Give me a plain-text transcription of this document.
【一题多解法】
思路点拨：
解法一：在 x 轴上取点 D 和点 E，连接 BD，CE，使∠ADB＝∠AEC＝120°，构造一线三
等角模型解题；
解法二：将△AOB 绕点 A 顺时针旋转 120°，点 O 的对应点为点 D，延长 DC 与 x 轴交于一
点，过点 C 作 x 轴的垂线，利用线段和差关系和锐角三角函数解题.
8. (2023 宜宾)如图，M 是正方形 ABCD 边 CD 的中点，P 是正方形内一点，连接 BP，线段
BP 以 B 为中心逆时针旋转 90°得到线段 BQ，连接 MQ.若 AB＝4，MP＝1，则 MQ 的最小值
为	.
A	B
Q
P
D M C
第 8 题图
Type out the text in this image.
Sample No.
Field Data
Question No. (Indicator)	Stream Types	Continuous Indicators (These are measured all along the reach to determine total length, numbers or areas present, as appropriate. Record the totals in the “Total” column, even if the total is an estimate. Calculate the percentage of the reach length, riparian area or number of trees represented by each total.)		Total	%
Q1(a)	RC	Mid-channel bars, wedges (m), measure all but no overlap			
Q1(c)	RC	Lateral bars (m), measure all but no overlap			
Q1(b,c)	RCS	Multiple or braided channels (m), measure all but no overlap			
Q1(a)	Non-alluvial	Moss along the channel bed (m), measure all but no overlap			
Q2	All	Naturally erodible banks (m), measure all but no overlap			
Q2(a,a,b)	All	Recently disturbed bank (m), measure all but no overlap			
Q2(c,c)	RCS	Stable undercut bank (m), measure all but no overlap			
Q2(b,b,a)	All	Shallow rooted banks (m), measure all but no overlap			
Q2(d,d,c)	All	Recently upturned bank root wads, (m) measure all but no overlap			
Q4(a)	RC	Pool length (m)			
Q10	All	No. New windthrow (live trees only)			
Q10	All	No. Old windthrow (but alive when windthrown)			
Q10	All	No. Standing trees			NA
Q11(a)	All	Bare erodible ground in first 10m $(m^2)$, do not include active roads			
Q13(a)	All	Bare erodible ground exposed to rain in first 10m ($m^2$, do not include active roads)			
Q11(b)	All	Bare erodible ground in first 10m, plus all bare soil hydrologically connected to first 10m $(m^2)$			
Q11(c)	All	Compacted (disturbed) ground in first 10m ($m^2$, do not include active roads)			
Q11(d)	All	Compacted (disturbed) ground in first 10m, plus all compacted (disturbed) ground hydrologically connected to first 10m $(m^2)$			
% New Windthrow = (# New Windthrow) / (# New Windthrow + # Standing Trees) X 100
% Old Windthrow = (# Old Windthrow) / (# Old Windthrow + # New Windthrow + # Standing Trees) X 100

(What is needed): Reproduce the listing shown above in its entirety, exactly.

(Final result):
Give me a plain-text transcription of this document.
【一题多解法】
思路点拨：
解法一：在 x 轴上取点 D 和点 E，连接 BD，CE，使∠ADB＝∠AEC＝120°，构造一线三
等角模型解题；
解法二：将△AOB 绕点 A 顺时针旋转 120°，点 O 的对应点为点 D，延长 DC 与 x 轴交于一
点，过点 C 作 x 轴的垂线，利用线段和差关系和锐角三角函数解题.
8. (2023 宜宾)如图，M 是正方形 ABCD 边 CD 的中点，P 是正方形内一点，连接 BP，线段
BP 以 B 为中心逆时针旋转 90°得到线段 BQ，连接 MQ.若 AB＝4，MP＝1，则 MQ 的最小值
为	.
A	B
Q
P
D M C
第 8 题图
Type out the text in this image.
Sample No.
Field Data
Question No. (Indicator)	Stream Types	Continuous Indicators (These are measured all along the reach to determine total length, numbers or areas present, as appropriate. Record the totals in the “Total” column, even if the total is an estimate. Calculate the percentage of the reach length, riparian area or number of trees represented by each total.)		Total	%
Q1(a)	RC	Mid-channel bars, wedges (m), measure all but no overlap			
Q1(c)	RC	Lateral bars (m), measure all but no overlap			
Q1(b,c)	RCS	Multiple or braided channels (m), measure all but no overlap			
Q1(a)	Non-alluvial	Moss along the channel bed (m), measure all but no overlap			
Q2	All	Naturally erodible banks (m), measure all but no overlap			
Q2(a,a,b)	All	Recently disturbed bank (m), measure all but no overlap			
Q2(c,c)	RCS	Stable undercut bank (m), measure all but no overlap			
Q2(b,b,a)	All	Shallow rooted banks (m), measure all but no overlap			
Q2(d,d,c)	All	Recently upturned bank root wads, (m) measure all but no overlap			
Q4(a)	RC	Pool length (m)			
Q10	All	No. New windthrow (live trees only)			
Q10	All	No. Old windthrow (but alive when windthrown)			
Q10	All	No. Standing trees			NA
Q11(a)	All	Bare erodible ground in first 10m $(m^2)$, do not include active roads			
Q13(a)	All	Bare erodible ground exposed to rain in first 10m ($m^2$, do not include active roads)			
Q11(b)	All	Bare erodible ground in first 10m, plus all bare soil hydrologically connected to first 10m $(m^2)$			
Q11(c)	All	Compacted (disturbed) ground in first 10m ($m^2$, do not include active roads)			
Q11(d)	All	Compacted (disturbed) ground in first 10m, plus all compacted (disturbed) ground hydrologically connected to first 10m $(m^2)$			
% New Windthrow = (# New Windthrow) / (# New Windthrow + # Standing Trees) X 100
% Old Windthrow = (# Old Windthrow) / (# Old Windthrow + # New Windthrow + # Standing Trees) X 100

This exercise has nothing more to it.